| Work instructions |
Output every entry exactly as written.

Stored dataset items:
'''
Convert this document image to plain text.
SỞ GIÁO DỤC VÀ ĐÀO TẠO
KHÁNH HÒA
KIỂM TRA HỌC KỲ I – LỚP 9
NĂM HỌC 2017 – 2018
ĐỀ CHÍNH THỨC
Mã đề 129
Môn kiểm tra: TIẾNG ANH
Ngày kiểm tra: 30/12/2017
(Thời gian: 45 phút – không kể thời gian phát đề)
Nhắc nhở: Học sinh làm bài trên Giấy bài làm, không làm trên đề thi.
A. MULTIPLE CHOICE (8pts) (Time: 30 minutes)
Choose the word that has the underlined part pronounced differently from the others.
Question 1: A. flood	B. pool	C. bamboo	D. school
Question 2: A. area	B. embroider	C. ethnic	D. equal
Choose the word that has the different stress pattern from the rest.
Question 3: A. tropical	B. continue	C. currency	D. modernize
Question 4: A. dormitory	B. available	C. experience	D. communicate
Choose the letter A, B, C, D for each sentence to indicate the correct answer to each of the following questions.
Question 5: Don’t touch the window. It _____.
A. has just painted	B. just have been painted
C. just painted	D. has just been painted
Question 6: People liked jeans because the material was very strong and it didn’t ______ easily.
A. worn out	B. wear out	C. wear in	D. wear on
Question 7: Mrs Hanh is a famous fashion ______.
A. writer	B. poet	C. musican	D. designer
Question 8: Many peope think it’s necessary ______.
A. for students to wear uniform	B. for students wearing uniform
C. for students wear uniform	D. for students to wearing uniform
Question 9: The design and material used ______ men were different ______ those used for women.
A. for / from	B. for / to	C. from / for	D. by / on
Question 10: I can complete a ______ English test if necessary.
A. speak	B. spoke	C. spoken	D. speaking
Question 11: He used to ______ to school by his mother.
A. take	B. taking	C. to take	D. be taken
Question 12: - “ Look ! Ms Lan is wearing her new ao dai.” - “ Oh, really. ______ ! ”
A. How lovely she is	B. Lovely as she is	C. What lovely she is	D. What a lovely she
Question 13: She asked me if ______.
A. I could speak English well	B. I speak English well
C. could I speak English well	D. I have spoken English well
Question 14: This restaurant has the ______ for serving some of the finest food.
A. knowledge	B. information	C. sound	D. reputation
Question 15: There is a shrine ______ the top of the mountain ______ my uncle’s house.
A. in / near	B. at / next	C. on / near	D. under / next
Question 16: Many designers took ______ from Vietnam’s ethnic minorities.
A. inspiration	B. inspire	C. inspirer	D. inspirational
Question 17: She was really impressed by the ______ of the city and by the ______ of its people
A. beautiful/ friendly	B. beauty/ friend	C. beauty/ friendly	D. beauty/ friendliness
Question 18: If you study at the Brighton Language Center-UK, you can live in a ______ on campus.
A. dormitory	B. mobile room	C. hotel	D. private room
'''
| Correct output |
Convert this document image to plain text.
SỞ GIÁO DỤC VÀ ĐÀO TẠO
KHÁNH HÒA
KIỂM TRA HỌC KỲ I – LỚP 9
NĂM HỌC 2017 – 2018
ĐỀ CHÍNH THỨC
Mã đề 129
Môn kiểm tra: TIẾNG ANH
Ngày kiểm tra: 30/12/2017
(Thời gian: 45 phút – không kể thời gian phát đề)
Nhắc nhở: Học sinh làm bài trên Giấy bài làm, không làm trên đề thi.
A. MULTIPLE CHOICE (8pts) (Time: 30 minutes)
Choose the word that has the underlined part pronounced differently from the others.
Question 1: A. flood	B. pool	C. bamboo	D. school
Question 2: A. area	B. embroider	C. ethnic	D. equal
Choose the word that has the different stress pattern from the rest.
Question 3: A. tropical	B. continue	C. currency	D. modernize
Question 4: A. dormitory	B. available	C. experience	D. communicate
Choose the letter A, B, C, D for each sentence to indicate the correct answer to each of the following questions.
Question 5: Don’t touch the window. It _____.
A. has just painted	B. just have been painted
C. just painted	D. has just been painted
Question 6: People liked jeans because the material was very strong and it didn’t ______ easily.
A. worn out	B. wear out	C. wear in	D. wear on
Question 7: Mrs Hanh is a famous fashion ______.
A. writer	B. poet	C. musican	D. designer
Question 8: Many peope think it’s necessary ______.
A. for students to wear uniform	B. for students wearing uniform
C. for students wear uniform	D. for students to wearing uniform
Question 9: The design and material used ______ men were different ______ those used for women.
A. for / from	B. for / to	C. from / for	D. by / on
Question 10: I can complete a ______ English test if necessary.
A. speak	B. spoke	C. spoken	D. speaking
Question 11: He used to ______ to school by his mother.
A. take	B. taking	C. to take	D. be taken
Question 12: - “ Look ! Ms Lan is wearing her new ao dai.” - “ Oh, really. ______ ! ”
A. How lovely she is	B. Lovely as she is	C. What lovely she is	D. What a lovely she
Question 13: She asked me if ______.
A. I could speak English well	B. I speak English well
C. could I speak English well	D. I have spoken English well
Question 14: This restaurant has the ______ for serving some of the finest food.
A. knowledge	B. information	C. sound	D. reputation
Question 15: There is a shrine ______ the top of the mountain ______ my uncle’s house.
A. in / near	B. at / next	C. on / near	D. under / next
Question 16: Many designers took ______ from Vietnam’s ethnic minorities.
A. inspiration	B. inspire	C. inspirer	D. inspirational
Question 17: She was really impressed by the ______ of the city and by the ______ of its people
A. beautiful/ friendly	B. beauty/ friend	C. beauty/ friendly	D. beauty/ friendliness
Question 18: If you study at the Brighton Language Center-UK, you can live in a ______ on campus.
A. dormitory	B. mobile room	C. hotel	D. private room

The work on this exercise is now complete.